_Exercise inputs:_
====
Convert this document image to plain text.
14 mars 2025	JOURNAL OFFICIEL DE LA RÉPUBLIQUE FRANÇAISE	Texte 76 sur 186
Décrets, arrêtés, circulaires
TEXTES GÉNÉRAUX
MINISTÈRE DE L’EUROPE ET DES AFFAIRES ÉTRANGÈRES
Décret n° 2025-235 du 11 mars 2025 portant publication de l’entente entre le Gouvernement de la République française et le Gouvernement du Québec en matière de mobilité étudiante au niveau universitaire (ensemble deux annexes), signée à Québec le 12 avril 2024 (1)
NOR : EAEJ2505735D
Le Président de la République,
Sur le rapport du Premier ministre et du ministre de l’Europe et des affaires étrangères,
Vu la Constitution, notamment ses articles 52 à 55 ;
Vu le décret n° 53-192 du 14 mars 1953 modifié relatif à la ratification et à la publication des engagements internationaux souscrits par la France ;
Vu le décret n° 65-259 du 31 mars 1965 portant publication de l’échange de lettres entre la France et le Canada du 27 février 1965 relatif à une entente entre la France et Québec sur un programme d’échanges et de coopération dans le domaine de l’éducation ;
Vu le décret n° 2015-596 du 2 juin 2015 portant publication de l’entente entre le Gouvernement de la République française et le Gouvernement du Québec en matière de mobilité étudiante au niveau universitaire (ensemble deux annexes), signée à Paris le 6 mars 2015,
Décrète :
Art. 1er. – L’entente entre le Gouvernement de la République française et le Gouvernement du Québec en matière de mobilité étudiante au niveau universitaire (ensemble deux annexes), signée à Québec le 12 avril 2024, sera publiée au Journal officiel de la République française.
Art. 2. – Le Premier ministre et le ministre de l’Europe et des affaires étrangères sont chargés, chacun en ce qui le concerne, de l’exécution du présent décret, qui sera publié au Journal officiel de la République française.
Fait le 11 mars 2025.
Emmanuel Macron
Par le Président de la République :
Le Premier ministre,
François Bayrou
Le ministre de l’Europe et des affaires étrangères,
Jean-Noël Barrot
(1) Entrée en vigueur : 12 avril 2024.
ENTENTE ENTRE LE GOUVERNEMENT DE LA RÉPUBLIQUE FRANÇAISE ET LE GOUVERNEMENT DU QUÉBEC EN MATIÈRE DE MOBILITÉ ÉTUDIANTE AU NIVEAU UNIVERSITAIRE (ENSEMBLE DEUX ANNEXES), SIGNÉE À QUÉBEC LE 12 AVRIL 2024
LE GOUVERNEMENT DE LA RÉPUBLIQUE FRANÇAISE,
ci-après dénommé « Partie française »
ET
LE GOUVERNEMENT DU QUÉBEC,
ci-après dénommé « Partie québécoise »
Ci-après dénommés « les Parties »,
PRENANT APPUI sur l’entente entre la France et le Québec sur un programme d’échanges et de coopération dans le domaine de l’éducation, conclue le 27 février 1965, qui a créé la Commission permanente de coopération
====
_Prompt:_ Report only how many lines in the records contain the word "éducation".

_Response to this task:_ 2